● **WHAT IS BEING ASKED**
Do not include the pictures; repeat the rest of the data exactly.

Recorded data:
----------------------------------------
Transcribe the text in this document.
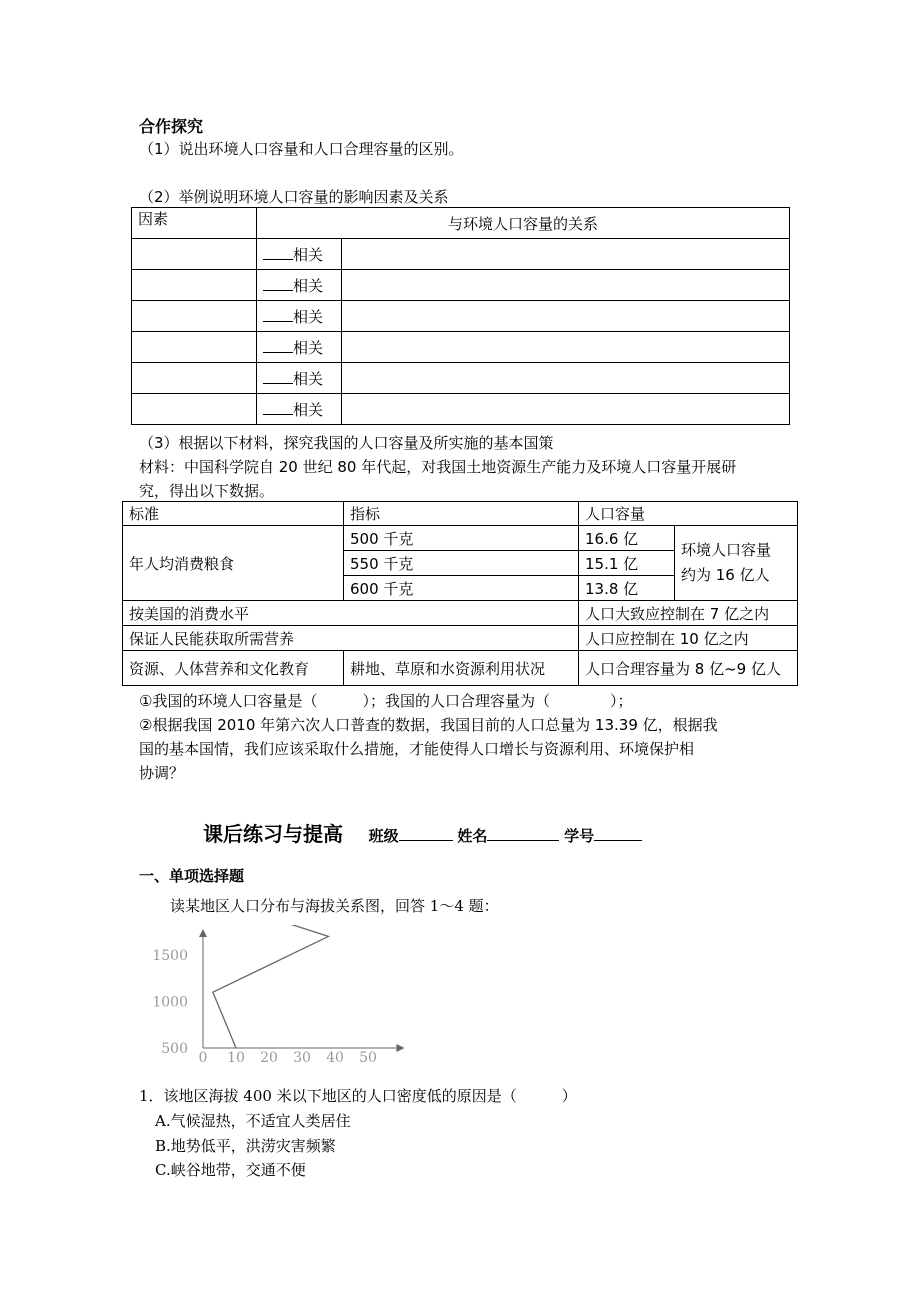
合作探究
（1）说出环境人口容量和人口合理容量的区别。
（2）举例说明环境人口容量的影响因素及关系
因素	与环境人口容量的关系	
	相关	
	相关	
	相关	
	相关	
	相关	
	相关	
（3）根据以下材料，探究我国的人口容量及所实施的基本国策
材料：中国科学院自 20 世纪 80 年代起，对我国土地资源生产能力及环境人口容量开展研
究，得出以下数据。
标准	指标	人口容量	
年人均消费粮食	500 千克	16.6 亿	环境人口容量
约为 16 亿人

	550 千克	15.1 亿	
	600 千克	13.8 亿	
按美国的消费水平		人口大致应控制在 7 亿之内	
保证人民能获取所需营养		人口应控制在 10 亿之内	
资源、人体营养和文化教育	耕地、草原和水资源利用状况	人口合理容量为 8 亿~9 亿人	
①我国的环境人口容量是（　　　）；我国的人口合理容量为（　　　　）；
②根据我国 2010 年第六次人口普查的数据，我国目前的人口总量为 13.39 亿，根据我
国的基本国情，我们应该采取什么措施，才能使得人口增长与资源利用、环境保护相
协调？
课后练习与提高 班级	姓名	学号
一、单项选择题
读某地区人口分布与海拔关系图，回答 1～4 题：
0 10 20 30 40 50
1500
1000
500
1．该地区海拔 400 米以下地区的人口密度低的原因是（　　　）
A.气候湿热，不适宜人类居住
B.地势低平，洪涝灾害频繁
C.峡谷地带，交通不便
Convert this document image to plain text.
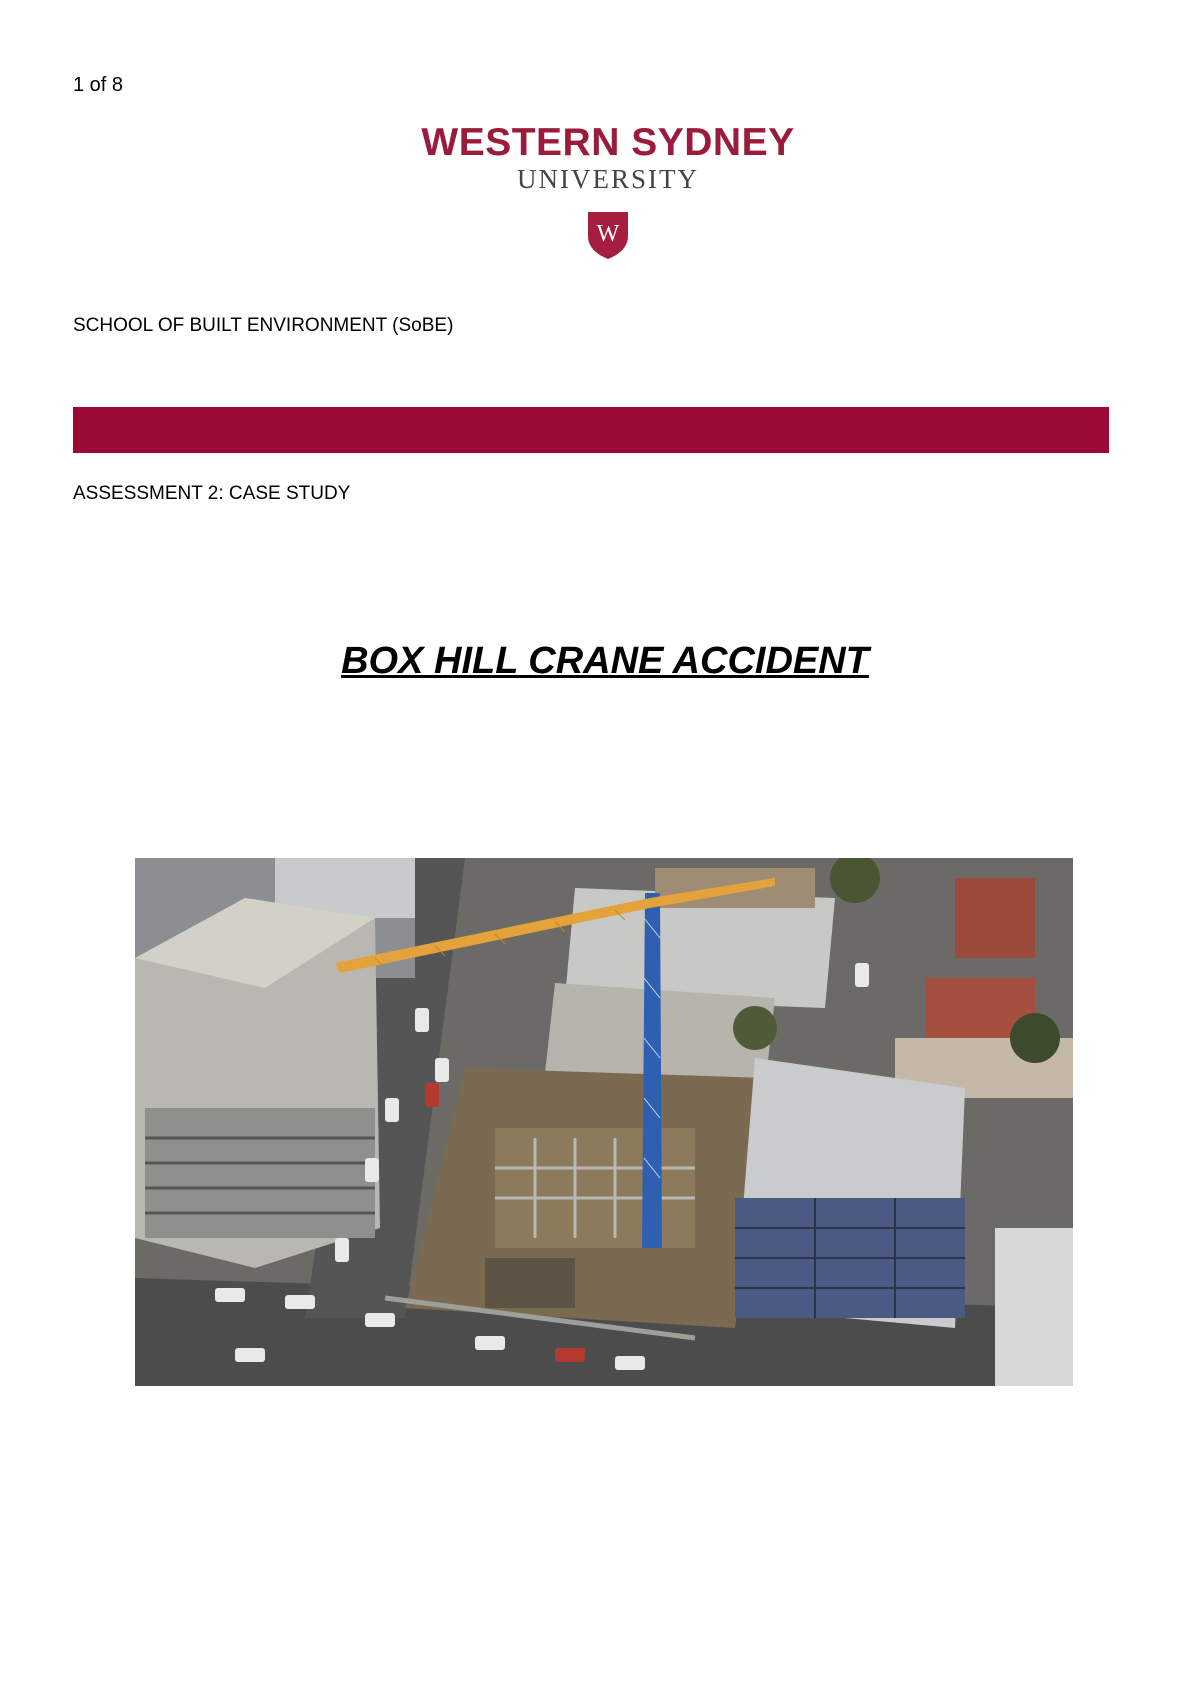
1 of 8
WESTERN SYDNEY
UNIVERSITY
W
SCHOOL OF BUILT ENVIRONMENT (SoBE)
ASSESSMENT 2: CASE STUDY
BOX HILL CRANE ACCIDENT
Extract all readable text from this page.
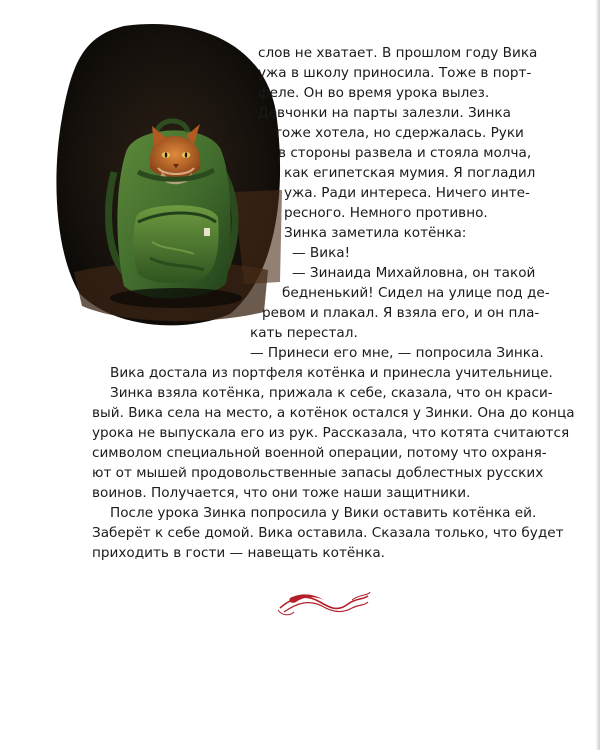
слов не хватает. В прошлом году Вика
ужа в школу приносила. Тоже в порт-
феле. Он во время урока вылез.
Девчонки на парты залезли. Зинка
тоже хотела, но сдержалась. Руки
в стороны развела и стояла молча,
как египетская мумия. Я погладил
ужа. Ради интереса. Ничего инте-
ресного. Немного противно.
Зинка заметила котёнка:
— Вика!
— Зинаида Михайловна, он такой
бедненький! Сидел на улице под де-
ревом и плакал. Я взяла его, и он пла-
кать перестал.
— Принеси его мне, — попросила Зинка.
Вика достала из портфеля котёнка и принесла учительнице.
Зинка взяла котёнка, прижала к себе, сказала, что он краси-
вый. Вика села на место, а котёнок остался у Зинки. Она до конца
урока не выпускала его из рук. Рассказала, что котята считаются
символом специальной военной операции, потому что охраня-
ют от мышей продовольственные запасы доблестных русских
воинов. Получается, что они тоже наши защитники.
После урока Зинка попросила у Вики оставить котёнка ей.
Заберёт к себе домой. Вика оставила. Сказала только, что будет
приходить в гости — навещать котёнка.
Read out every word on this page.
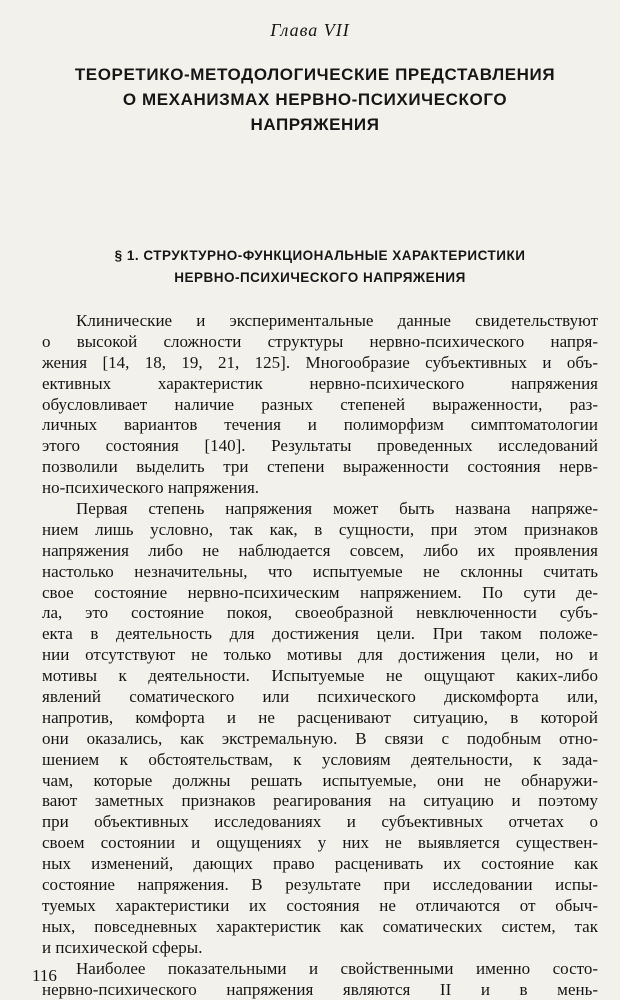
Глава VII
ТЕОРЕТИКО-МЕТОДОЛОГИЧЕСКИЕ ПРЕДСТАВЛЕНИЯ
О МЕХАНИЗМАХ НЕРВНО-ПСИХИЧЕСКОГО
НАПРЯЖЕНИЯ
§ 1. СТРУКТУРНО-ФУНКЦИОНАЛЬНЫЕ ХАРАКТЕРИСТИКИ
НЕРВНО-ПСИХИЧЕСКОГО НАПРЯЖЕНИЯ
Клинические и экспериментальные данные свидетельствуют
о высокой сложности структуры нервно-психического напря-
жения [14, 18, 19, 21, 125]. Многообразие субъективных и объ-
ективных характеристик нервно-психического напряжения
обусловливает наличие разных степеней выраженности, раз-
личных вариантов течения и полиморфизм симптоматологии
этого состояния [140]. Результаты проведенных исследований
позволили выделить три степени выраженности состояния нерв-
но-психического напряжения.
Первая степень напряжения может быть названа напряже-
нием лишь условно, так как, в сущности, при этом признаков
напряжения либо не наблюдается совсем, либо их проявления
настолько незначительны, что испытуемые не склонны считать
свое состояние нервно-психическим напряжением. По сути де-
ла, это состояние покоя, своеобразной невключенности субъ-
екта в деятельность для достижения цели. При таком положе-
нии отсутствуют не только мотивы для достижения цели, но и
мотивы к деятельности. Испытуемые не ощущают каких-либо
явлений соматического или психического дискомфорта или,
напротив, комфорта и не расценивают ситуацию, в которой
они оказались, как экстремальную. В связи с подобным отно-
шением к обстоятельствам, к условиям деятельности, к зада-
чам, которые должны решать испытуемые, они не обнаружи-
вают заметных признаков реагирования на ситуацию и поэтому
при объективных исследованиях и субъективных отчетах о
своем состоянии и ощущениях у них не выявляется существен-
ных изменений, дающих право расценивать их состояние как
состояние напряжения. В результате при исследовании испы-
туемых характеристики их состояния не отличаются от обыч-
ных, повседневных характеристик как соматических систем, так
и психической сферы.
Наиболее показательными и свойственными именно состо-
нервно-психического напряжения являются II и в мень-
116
----------------------------------------
● **SOLUTION FOR THIS EXERCISE**
Transcribe the text in this document.
合作探究
（1）说出环境人口容量和人口合理容量的区别。
（2）举例说明环境人口容量的影响因素及关系
因素	与环境人口容量的关系	
	相关	
	相关	
	相关	
	相关	
	相关	
	相关	
（3）根据以下材料，探究我国的人口容量及所实施的基本国策
材料：中国科学院自 20 世纪 80 年代起，对我国土地资源生产能力及环境人口容量开展研
究，得出以下数据。
标准	指标	人口容量	
年人均消费粮食	500 千克	16.6 亿	环境人口容量
约为 16 亿人

	550 千克	15.1 亿	
	600 千克	13.8 亿	
按美国的消费水平		人口大致应控制在 7 亿之内	
保证人民能获取所需营养		人口应控制在 10 亿之内	
资源、人体营养和文化教育	耕地、草原和水资源利用状况	人口合理容量为 8 亿~9 亿人	
①我国的环境人口容量是（　　　）；我国的人口合理容量为（　　　　）；
②根据我国 2010 年第六次人口普查的数据，我国目前的人口总量为 13.39 亿，根据我
国的基本国情，我们应该采取什么措施，才能使得人口增长与资源利用、环境保护相
协调？
课后练习与提高 班级	姓名	学号
一、单项选择题
读某地区人口分布与海拔关系图，回答 1～4 题：
0 10 20 30 40 50
1500
1000
500
1．该地区海拔 400 米以下地区的人口密度低的原因是（　　　）
A.气候湿热，不适宜人类居住
B.地势低平，洪涝灾害频繁
C.峡谷地带，交通不便
Convert this document image to plain text.
1 of 8
WESTERN SYDNEY
UNIVERSITY
W
SCHOOL OF BUILT ENVIRONMENT (SoBE)
ASSESSMENT 2: CASE STUDY
BOX HILL CRANE ACCIDENT
Extract all readable text from this page.
слов не хватает. В прошлом году Вика
ужа в школу приносила. Тоже в порт-
феле. Он во время урока вылез.
Девчонки на парты залезли. Зинка
тоже хотела, но сдержалась. Руки
в стороны развела и стояла молча,
как египетская мумия. Я погладил
ужа. Ради интереса. Ничего инте-
ресного. Немного противно.
Зинка заметила котёнка:
— Вика!
— Зинаида Михайловна, он такой
бедненький! Сидел на улице под де-
ревом и плакал. Я взяла его, и он пла-
кать перестал.
— Принеси его мне, — попросила Зинка.
Вика достала из портфеля котёнка и принесла учительнице.
Зинка взяла котёнка, прижала к себе, сказала, что он краси-
вый. Вика села на место, а котёнок остался у Зинки. Она до конца
урока не выпускала его из рук. Рассказала, что котята считаются
символом специальной военной операции, потому что охраня-
ют от мышей продовольственные запасы доблестных русских
воинов. Получается, что они тоже наши защитники.
После урока Зинка попросила у Вики оставить котёнка ей.
Заберёт к себе домой. Вика оставила. Сказала только, что будет
приходить в гости — навещать котёнка.
Read out every word on this page.
Глава VII
ТЕОРЕТИКО-МЕТОДОЛОГИЧЕСКИЕ ПРЕДСТАВЛЕНИЯ
О МЕХАНИЗМАХ НЕРВНО-ПСИХИЧЕСКОГО
НАПРЯЖЕНИЯ
§ 1. СТРУКТУРНО-ФУНКЦИОНАЛЬНЫЕ ХАРАКТЕРИСТИКИ
НЕРВНО-ПСИХИЧЕСКОГО НАПРЯЖЕНИЯ
Клинические и экспериментальные данные свидетельствуют
о высокой сложности структуры нервно-психического напря-
жения [14, 18, 19, 21, 125]. Многообразие субъективных и объ-
ективных характеристик нервно-психического напряжения
обусловливает наличие разных степеней выраженности, раз-
личных вариантов течения и полиморфизм симптоматологии
этого состояния [140]. Результаты проведенных исследований
позволили выделить три степени выраженности состояния нерв-
но-психического напряжения.
Первая степень напряжения может быть названа напряже-
нием лишь условно, так как, в сущности, при этом признаков
напряжения либо не наблюдается совсем, либо их проявления
настолько незначительны, что испытуемые не склонны считать
свое состояние нервно-психическим напряжением. По сути де-
ла, это состояние покоя, своеобразной невключенности субъ-
екта в деятельность для достижения цели. При таком положе-
нии отсутствуют не только мотивы для достижения цели, но и
мотивы к деятельности. Испытуемые не ощущают каких-либо
явлений соматического или психического дискомфорта или,
напротив, комфорта и не расценивают ситуацию, в которой
они оказались, как экстремальную. В связи с подобным отно-
шением к обстоятельствам, к условиям деятельности, к зада-
чам, которые должны решать испытуемые, они не обнаружи-
вают заметных признаков реагирования на ситуацию и поэтому
при объективных исследованиях и субъективных отчетах о
своем состоянии и ощущениях у них не выявляется существен-
ных изменений, дающих право расценивать их состояние как
состояние напряжения. В результате при исследовании испы-
туемых характеристики их состояния не отличаются от обыч-
ных, повседневных характеристик как соматических систем, так
и психической сферы.
Наиболее показательными и свойственными именно состо-
нервно-психического напряжения являются II и в мень-
116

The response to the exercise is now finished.